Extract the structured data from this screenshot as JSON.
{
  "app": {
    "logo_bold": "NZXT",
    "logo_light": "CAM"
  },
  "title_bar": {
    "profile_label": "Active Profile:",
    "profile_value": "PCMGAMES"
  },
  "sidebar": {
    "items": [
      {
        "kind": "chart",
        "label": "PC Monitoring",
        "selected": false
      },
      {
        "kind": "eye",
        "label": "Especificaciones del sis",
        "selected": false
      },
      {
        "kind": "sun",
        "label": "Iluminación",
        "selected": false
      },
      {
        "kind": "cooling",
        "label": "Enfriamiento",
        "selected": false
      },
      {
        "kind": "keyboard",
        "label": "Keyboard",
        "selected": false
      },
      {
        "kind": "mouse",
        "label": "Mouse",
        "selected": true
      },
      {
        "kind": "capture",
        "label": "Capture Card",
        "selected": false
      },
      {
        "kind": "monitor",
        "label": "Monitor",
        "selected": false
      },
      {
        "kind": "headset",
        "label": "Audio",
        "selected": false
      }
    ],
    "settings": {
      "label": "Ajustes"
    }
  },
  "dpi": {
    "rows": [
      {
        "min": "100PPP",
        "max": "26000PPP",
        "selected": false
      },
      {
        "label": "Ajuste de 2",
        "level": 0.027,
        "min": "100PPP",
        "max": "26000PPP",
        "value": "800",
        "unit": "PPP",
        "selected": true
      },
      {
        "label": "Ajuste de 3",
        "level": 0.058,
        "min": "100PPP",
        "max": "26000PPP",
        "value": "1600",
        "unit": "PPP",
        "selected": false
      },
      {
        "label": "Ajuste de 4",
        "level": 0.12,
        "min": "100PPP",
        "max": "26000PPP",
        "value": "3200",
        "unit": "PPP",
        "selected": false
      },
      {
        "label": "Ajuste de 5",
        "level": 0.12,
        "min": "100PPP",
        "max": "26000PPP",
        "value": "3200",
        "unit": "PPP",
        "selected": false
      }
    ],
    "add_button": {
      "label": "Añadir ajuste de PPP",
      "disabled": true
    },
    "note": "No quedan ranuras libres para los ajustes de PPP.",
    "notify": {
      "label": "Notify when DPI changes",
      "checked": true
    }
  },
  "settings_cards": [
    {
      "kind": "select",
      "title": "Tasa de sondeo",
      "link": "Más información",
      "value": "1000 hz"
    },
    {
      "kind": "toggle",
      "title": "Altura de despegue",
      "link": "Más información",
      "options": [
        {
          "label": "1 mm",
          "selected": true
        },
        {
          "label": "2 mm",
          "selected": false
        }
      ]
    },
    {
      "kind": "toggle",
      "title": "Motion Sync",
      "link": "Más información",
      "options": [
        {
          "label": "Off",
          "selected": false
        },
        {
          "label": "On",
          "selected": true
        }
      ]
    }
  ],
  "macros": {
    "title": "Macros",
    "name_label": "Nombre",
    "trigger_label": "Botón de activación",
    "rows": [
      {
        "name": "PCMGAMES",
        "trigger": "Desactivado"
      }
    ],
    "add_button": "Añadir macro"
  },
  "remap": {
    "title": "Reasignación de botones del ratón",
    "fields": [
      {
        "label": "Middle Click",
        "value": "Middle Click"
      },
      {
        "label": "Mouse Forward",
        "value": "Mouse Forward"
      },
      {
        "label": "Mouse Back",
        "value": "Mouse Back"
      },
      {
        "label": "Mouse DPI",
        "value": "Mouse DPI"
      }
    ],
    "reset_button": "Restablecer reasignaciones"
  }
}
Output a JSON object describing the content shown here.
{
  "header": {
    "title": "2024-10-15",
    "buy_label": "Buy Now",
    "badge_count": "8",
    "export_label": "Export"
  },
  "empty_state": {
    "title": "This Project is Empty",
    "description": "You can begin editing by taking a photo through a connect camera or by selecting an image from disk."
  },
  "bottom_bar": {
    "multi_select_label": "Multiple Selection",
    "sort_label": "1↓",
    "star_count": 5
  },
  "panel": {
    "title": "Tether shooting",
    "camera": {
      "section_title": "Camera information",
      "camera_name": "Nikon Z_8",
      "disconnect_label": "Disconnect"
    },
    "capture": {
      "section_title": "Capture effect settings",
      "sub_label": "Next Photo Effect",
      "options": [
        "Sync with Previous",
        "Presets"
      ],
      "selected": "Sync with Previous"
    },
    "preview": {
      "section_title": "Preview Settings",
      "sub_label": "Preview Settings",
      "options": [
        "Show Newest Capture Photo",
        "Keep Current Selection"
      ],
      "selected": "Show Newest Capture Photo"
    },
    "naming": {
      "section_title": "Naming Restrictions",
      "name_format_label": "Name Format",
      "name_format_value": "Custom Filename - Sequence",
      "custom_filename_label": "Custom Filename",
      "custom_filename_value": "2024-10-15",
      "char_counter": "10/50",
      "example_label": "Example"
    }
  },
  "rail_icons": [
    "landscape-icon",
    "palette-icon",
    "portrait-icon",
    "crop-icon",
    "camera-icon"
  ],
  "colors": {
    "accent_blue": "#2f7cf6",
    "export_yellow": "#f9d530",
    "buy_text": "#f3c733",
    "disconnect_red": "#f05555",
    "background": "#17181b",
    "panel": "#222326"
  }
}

#####

§ **WHAT THE TASK ASKS**: Repeat the lines above exactly.

§ **WRITTEN REPLY**:
Extract the structured data from this screenshot as JSON.
{
  "app": {
    "logo_bold": "NZXT",
    "logo_light": "CAM"
  },
  "title_bar": {
    "profile_label": "Active Profile:",
    "profile_value": "PCMGAMES"
  },
  "sidebar": {
    "items": [
      {
        "kind": "chart",
        "label": "PC Monitoring",
        "selected": false
      },
      {
        "kind": "eye",
        "label": "Especificaciones del sis",
        "selected": false
      },
      {
        "kind": "sun",
        "label": "Iluminación",
        "selected": false
      },
      {
        "kind": "cooling",
        "label": "Enfriamiento",
        "selected": false
      },
      {
        "kind": "keyboard",
        "label": "Keyboard",
        "selected": false
      },
      {
        "kind": "mouse",
        "label": "Mouse",
        "selected": true
      },
      {
        "kind": "capture",
        "label": "Capture Card",
        "selected": false
      },
      {
        "kind": "monitor",
        "label": "Monitor",
        "selected": false
      },
      {
        "kind": "headset",
        "label": "Audio",
        "selected": false
      }
    ],
    "settings": {
      "label": "Ajustes"
    }
  },
  "dpi": {
    "rows": [
      {
        "min": "100PPP",
        "max": "26000PPP",
        "selected": false
      },
      {
        "label": "Ajuste de 2",
        "level": 0.027,
        "min": "100PPP",
        "max": "26000PPP",
        "value": "800",
        "unit": "PPP",
        "selected": true
      },
      {
        "label": "Ajuste de 3",
        "level": 0.058,
        "min": "100PPP",
        "max": "26000PPP",
        "value": "1600",
        "unit": "PPP",
        "selected": false
      },
      {
        "label": "Ajuste de 4",
        "level": 0.12,
        "min": "100PPP",
        "max": "26000PPP",
        "value": "3200",
        "unit": "PPP",
        "selected": false
      },
      {
        "label": "Ajuste de 5",
        "level": 0.12,
        "min": "100PPP",
        "max": "26000PPP",
        "value": "3200",
        "unit": "PPP",
        "selected": false
      }
    ],
    "add_button": {
      "label": "Añadir ajuste de PPP",
      "disabled": true
    },
    "note": "No quedan ranuras libres para los ajustes de PPP.",
    "notify": {
      "label": "Notify when DPI changes",
      "checked": true
    }
  },
  "settings_cards": [
    {
      "kind": "select",
      "title": "Tasa de sondeo",
      "link": "Más información",
      "value": "1000 hz"
    },
    {
      "kind": "toggle",
      "title": "Altura de despegue",
      "link": "Más información",
      "options": [
        {
          "label": "1 mm",
          "selected": true
        },
        {
          "label": "2 mm",
          "selected": false
        }
      ]
    },
    {
      "kind": "toggle",
      "title": "Motion Sync",
      "link": "Más información",
      "options": [
        {
          "label": "Off",
          "selected": false
        },
        {
          "label": "On",
          "selected": true
        }
      ]
    }
  ],
  "macros": {
    "title": "Macros",
    "name_label": "Nombre",
    "trigger_label": "Botón de activación",
    "rows": [
      {
        "name": "PCMGAMES",
        "trigger": "Desactivado"
      }
    ],
    "add_button": "Añadir macro"
  },
  "remap": {
    "title": "Reasignación de botones del ratón",
    "fields": [
      {
        "label": "Middle Click",
        "value": "Middle Click"
      },
      {
        "label": "Mouse Forward",
        "value": "Mouse Forward"
      },
      {
        "label": "Mouse Back",
        "value": "Mouse Back"
      },
      {
        "label": "Mouse DPI",
        "value": "Mouse DPI"
      }
    ],
    "reset_button": "Restablecer reasignaciones"
  }
}
Output a JSON object describing the content shown here.
{
  "header": {
    "title": "2024-10-15",
    "buy_label": "Buy Now",
    "badge_count": "8",
    "export_label": "Export"
  },
  "empty_state": {
    "title": "This Project is Empty",
    "description": "You can begin editing by taking a photo through a connect camera or by selecting an image from disk."
  },
  "bottom_bar": {
    "multi_select_label": "Multiple Selection",
    "sort_label": "1↓",
    "star_count": 5
  },
  "panel": {
    "title": "Tether shooting",
    "camera": {
      "section_title": "Camera information",
      "camera_name": "Nikon Z_8",
      "disconnect_label": "Disconnect"
    },
    "capture": {
      "section_title": "Capture effect settings",
      "sub_label": "Next Photo Effect",
      "options": [
        "Sync with Previous",
        "Presets"
      ],
      "selected": "Sync with Previous"
    },
    "preview": {
      "section_title": "Preview Settings",
      "sub_label": "Preview Settings",
      "options": [
        "Show Newest Capture Photo",
        "Keep Current Selection"
      ],
      "selected": "Show Newest Capture Photo"
    },
    "naming": {
      "section_title": "Naming Restrictions",
      "name_format_label": "Name Format",
      "name_format_value": "Custom Filename - Sequence",
      "custom_filename_label": "Custom Filename",
      "custom_filename_value": "2024-10-15",
      "char_counter": "10/50",
      "example_label": "Example"
    }
  },
  "rail_icons": [
    "landscape-icon",
    "palette-icon",
    "portrait-icon",
    "crop-icon",
    "camera-icon"
  ],
  "colors": {
    "accent_blue": "#2f7cf6",
    "export_yellow": "#f9d530",
    "buy_text": "#f3c733",
    "disconnect_red": "#f05555",
    "background": "#17181b",
    "panel": "#222326"
  }
}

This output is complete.